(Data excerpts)
* * * * *

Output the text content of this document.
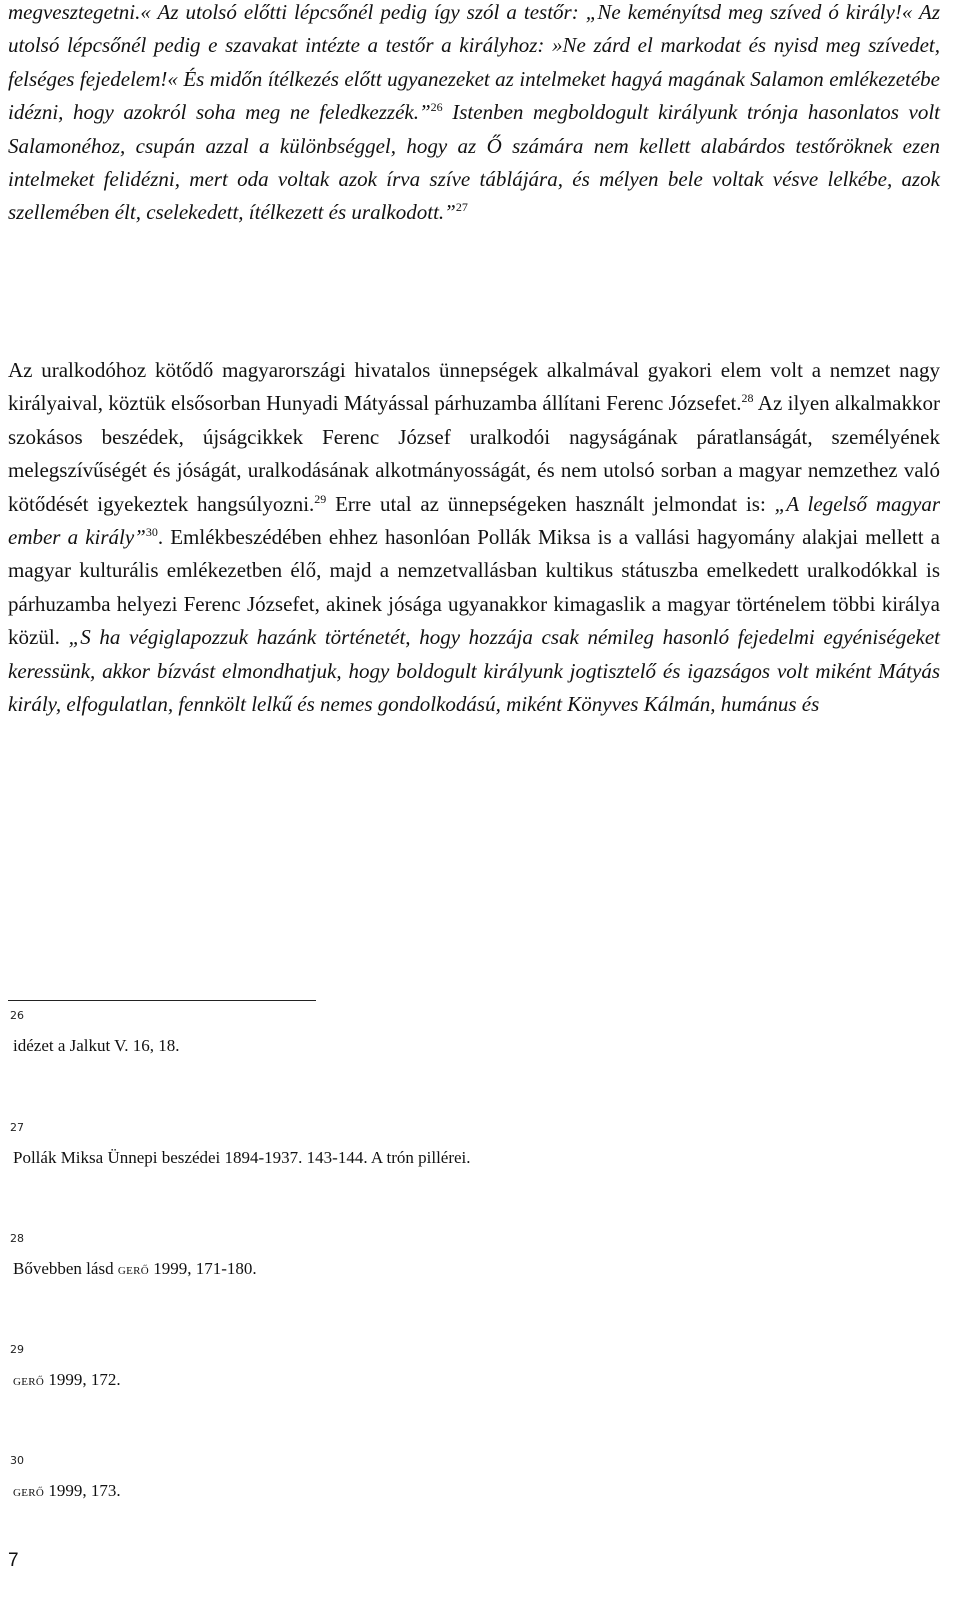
megvesztegetni.« Az utolsó előtti lépcsőnél pedig így szól a testőr: „Ne keményítsd meg szíved ó király!« Az utolsó lépcsőnél pedig e szavakat intézte a testőr a királyhoz: »Ne zárd el markodat és nyisd meg szívedet, felséges fejedelem!« És midőn ítélkezés előtt ugyanezeket az intelmeket hagyá magának Salamon emlékezetébe idézni, hogy azokról soha meg ne feledkezzék.”$^{26}$ Istenben megboldogult királyunk trónja hasonlatos volt Salamonéhoz, csupán azzal a különbséggel, hogy az Ő számára nem kellett alabárdos testőröknek ezen intelmeket felidézni, mert oda voltak azok írva szíve táblájára, és mélyen bele voltak vésve lelkébe, azok szellemében élt, cselekedett, ítélkezett és uralkodott.”$^{27}$

Az uralkodóhoz kötődő magyarországi hivatalos ünnepségek alkalmával gyakori elem volt a nemzet nagy királyaival, köztük elsősorban Hunyadi Mátyással párhuzamba állítani Ferenc Józsefet.$^{28}$ Az ilyen alkalmakkor szokásos beszédek, újságcikkek Ferenc József uralkodói nagyságának páratlanságát, személyének melegszívűségét és jóságát, uralkodásának alkotmányosságát, és nem utolsó sorban a magyar nemzethez való kötődését igyekeztek hangsúlyozni.$^{29}$ Erre utal az ünnepségeken használt jelmondat is: „A legelső magyar ember a király”$^{30}$. Emlékbeszédében ehhez hasonlóan Pollák Miksa is a vallási hagyomány alakjai mellett a magyar kulturális emlékezetben élő, majd a nemzetvallásban kultikus státuszba emelkedett uralkodókkal is párhuzamba helyezi Ferenc Józsefet, akinek jósága ugyanakkor kimagaslik a magyar történelem többi királya közül. „S ha végiglapozzuk hazánk történetét, hogy hozzája csak némileg hasonló fejedelmi egyéniségeket keressünk, akkor bízvást elmondhatjuk, hogy boldogult királyunk jogtisztelő és igazságos volt miként Mátyás király, elfogulatlan, fennkölt lelkű és nemes gondolkodású, miként Könyves Kálmán, humánus és

26
idézet a Jalkut V. 16, 18.
27
Pollák Miksa Ünnepi beszédei 1894-1937. 143-144. A trón pillérei.
28
Bővebben lásd GERŐ 1999, 171-180.
29
GERŐ 1999, 172.
30
GERŐ 1999, 173.
7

* * * * *

◆ Short problem:
From the entries above, collect every line with the string "GERŐ" in it.

◆ Reply to the exercise:
Bővebben lásd GERŐ 1999, 171-180.
GERŐ 1999, 172.
GERŐ 1999, 173.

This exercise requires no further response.